[BEGIN The input]

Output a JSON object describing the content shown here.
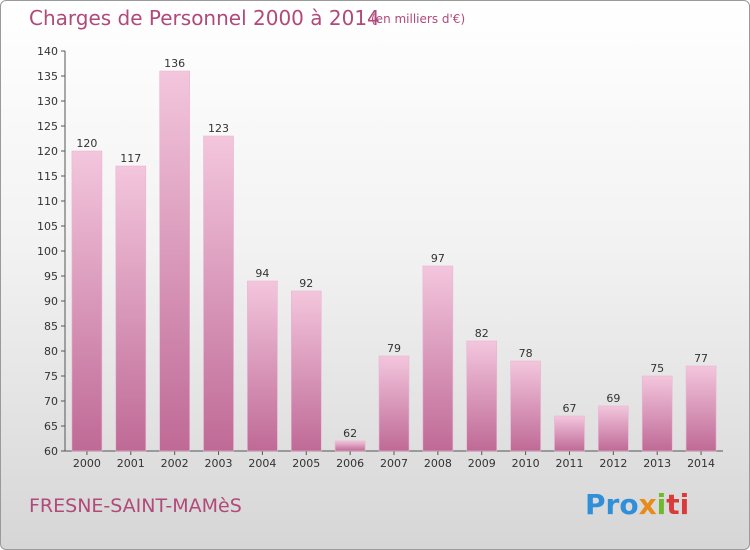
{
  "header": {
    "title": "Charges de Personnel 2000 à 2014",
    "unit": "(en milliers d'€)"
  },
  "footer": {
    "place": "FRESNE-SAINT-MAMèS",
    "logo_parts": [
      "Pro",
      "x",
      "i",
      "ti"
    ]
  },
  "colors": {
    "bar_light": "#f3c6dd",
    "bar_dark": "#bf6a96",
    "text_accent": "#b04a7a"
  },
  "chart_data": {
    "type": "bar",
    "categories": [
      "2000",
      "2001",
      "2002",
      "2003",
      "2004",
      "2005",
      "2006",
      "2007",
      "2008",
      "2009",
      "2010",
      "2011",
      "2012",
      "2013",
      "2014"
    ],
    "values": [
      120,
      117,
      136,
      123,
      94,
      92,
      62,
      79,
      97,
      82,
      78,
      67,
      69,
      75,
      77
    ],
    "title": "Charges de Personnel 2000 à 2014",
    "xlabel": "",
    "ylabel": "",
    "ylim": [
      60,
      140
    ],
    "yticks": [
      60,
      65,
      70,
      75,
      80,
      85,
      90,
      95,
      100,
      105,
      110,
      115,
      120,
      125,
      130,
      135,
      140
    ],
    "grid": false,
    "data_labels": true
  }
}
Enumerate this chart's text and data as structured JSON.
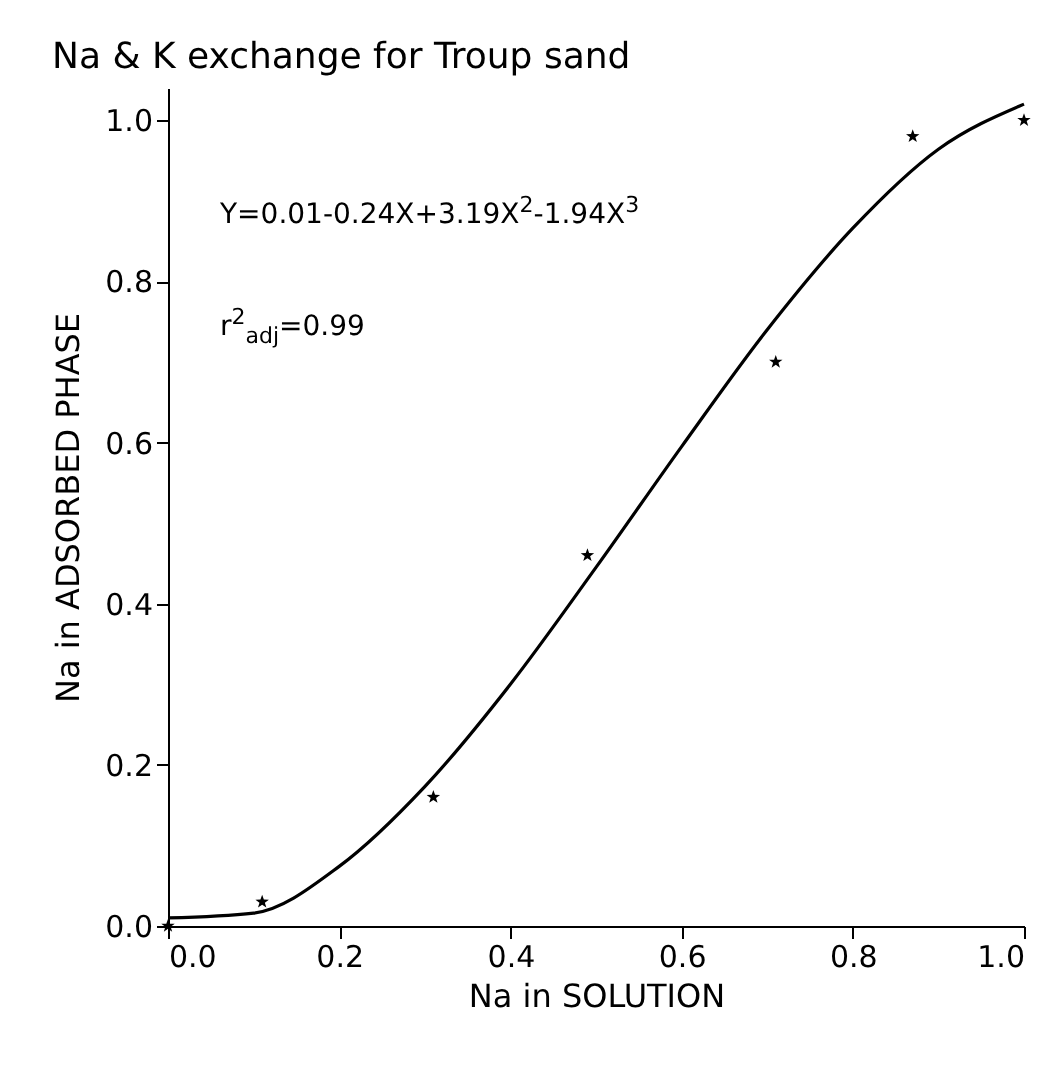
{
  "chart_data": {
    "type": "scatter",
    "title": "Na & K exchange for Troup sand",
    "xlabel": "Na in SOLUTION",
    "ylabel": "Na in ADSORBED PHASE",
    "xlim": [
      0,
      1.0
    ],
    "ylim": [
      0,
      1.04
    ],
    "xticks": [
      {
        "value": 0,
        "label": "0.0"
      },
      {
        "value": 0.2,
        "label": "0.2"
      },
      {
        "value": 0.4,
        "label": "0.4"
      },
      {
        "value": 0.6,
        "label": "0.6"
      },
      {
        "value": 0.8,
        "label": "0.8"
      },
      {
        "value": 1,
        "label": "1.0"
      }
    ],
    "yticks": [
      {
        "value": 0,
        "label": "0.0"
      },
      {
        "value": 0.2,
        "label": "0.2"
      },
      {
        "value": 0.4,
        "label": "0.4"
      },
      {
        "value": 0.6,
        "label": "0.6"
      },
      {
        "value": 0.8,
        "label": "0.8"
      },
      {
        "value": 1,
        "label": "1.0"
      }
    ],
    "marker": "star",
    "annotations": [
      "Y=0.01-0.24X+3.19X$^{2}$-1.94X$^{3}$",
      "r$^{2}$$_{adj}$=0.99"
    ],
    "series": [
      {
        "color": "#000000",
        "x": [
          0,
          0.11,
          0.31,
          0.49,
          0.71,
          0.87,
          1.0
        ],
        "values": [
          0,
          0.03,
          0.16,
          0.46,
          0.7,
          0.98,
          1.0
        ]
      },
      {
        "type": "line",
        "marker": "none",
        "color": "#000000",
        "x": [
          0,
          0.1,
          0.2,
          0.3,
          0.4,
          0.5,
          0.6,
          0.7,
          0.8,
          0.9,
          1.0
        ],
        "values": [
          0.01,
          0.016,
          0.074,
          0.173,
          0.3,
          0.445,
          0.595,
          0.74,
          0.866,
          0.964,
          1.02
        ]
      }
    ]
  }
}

[END The input]
[BEGIN The input]

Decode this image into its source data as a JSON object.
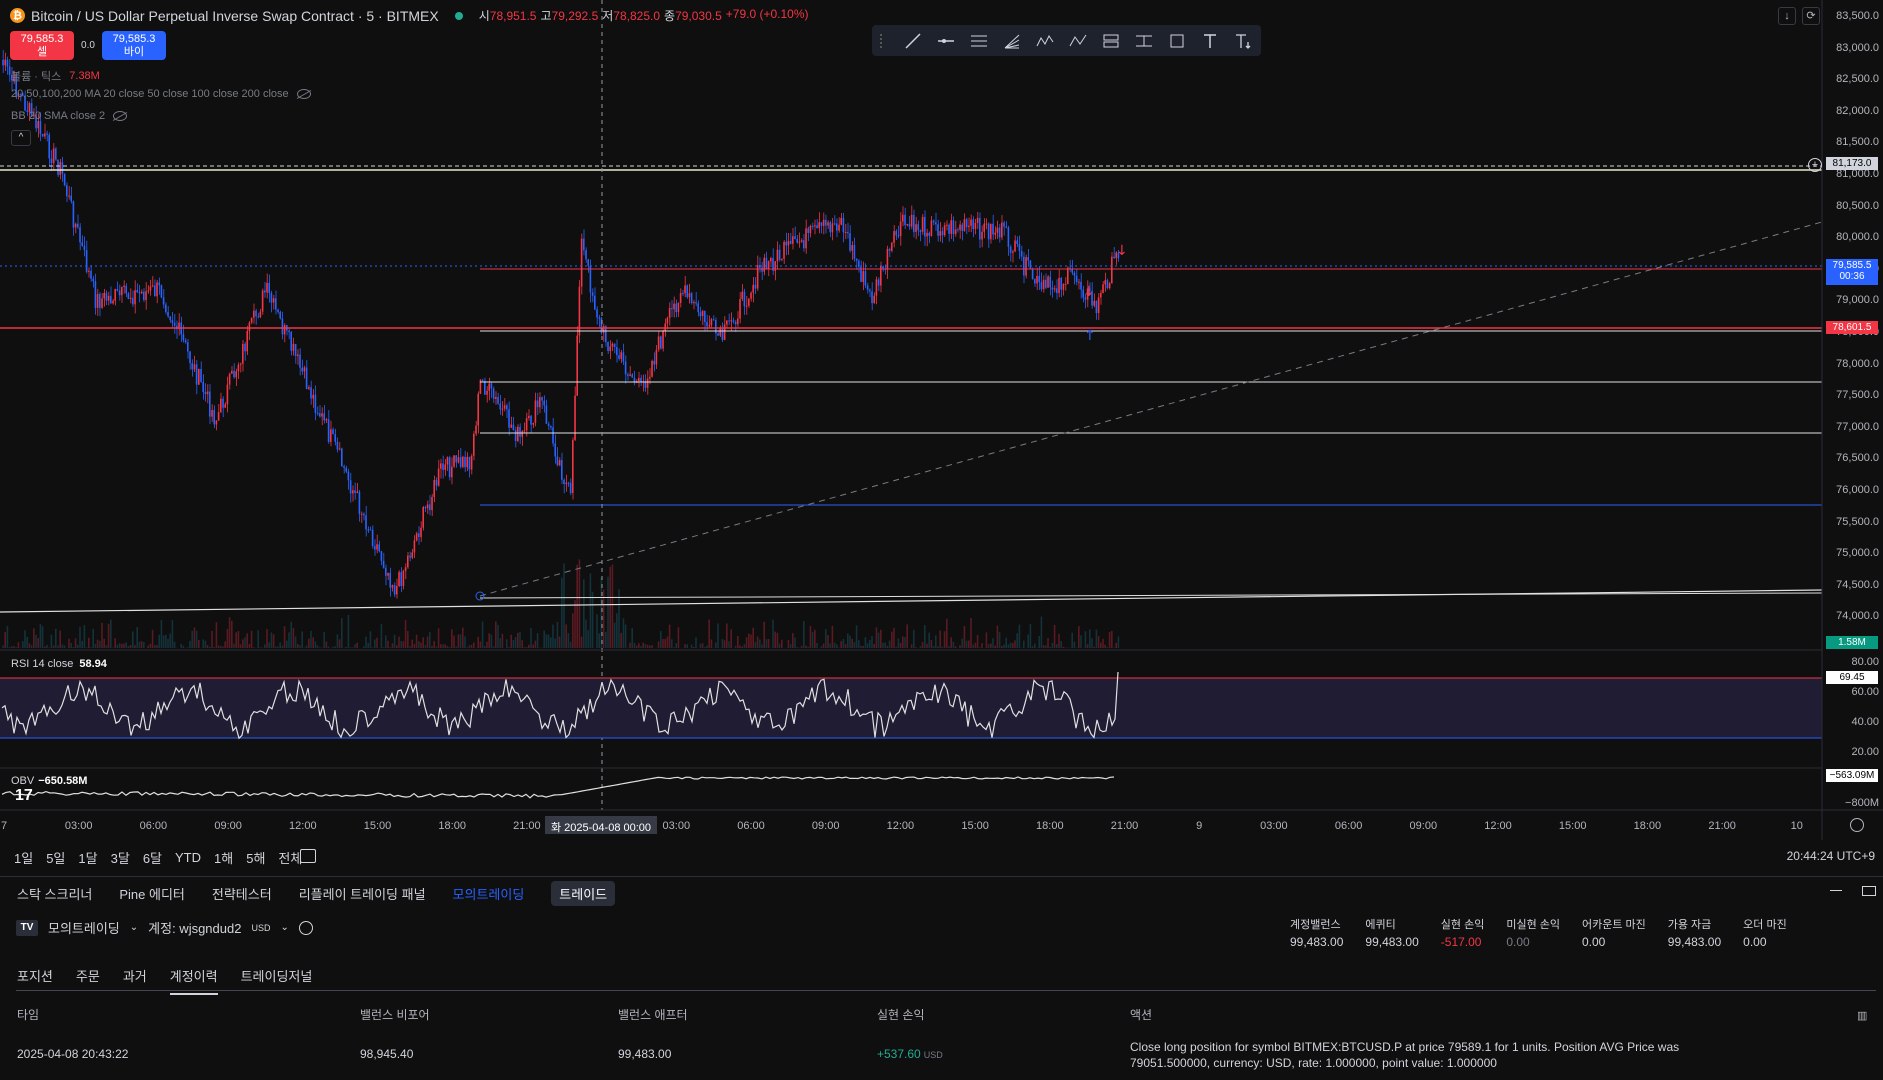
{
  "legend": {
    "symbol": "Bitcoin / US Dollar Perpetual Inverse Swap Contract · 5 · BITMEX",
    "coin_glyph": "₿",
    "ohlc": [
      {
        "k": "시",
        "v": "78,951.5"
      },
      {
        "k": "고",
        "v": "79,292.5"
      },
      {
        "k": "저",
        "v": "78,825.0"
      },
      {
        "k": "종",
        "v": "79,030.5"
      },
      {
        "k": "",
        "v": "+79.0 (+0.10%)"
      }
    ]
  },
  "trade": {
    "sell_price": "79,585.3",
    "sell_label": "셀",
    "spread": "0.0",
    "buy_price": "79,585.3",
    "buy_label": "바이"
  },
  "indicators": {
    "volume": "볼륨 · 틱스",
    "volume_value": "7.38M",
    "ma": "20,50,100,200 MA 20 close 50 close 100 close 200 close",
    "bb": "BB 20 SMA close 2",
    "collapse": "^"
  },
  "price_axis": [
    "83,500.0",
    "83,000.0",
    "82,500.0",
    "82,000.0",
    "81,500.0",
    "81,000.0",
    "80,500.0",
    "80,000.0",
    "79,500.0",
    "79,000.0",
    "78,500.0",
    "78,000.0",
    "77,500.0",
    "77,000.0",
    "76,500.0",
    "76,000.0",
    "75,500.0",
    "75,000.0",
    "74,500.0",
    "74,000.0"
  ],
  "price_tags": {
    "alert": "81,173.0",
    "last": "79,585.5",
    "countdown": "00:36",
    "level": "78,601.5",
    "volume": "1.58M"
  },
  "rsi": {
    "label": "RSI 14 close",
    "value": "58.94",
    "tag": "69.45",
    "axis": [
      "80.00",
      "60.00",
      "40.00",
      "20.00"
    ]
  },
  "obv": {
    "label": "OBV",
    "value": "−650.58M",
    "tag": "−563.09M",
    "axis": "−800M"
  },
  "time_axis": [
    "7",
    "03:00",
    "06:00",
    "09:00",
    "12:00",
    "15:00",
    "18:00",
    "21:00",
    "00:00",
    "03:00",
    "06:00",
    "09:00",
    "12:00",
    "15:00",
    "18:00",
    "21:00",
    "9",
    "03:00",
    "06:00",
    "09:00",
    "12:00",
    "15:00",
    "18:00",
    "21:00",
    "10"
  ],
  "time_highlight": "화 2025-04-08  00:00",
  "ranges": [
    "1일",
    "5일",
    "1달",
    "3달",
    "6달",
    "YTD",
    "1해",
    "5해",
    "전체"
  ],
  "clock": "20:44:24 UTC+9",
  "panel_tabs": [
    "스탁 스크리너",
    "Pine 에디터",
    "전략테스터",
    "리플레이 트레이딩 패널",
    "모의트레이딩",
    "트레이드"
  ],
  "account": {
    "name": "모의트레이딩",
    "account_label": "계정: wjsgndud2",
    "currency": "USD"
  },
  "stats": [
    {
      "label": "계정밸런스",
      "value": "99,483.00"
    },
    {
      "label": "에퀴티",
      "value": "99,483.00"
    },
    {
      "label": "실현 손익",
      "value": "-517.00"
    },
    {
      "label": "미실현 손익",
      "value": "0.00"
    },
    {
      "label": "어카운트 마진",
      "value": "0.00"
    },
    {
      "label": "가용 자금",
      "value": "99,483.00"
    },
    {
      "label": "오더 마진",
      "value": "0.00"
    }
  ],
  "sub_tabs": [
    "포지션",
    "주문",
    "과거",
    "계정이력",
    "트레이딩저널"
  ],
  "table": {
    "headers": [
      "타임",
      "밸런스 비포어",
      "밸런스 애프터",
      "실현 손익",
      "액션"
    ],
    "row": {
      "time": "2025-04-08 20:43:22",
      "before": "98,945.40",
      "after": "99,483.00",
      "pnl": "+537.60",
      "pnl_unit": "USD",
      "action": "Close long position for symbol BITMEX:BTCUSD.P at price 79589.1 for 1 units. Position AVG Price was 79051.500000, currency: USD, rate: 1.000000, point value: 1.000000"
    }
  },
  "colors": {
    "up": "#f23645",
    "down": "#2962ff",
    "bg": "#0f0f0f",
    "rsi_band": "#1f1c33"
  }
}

[END The input]

- **Task directions**
Copy out the lines that hold "JSON".

- **Reply to the task**
Output a JSON object describing the content shown here.
Enumerate this chart's text and data as structured JSON.
Decode this image into its source data as a JSON object.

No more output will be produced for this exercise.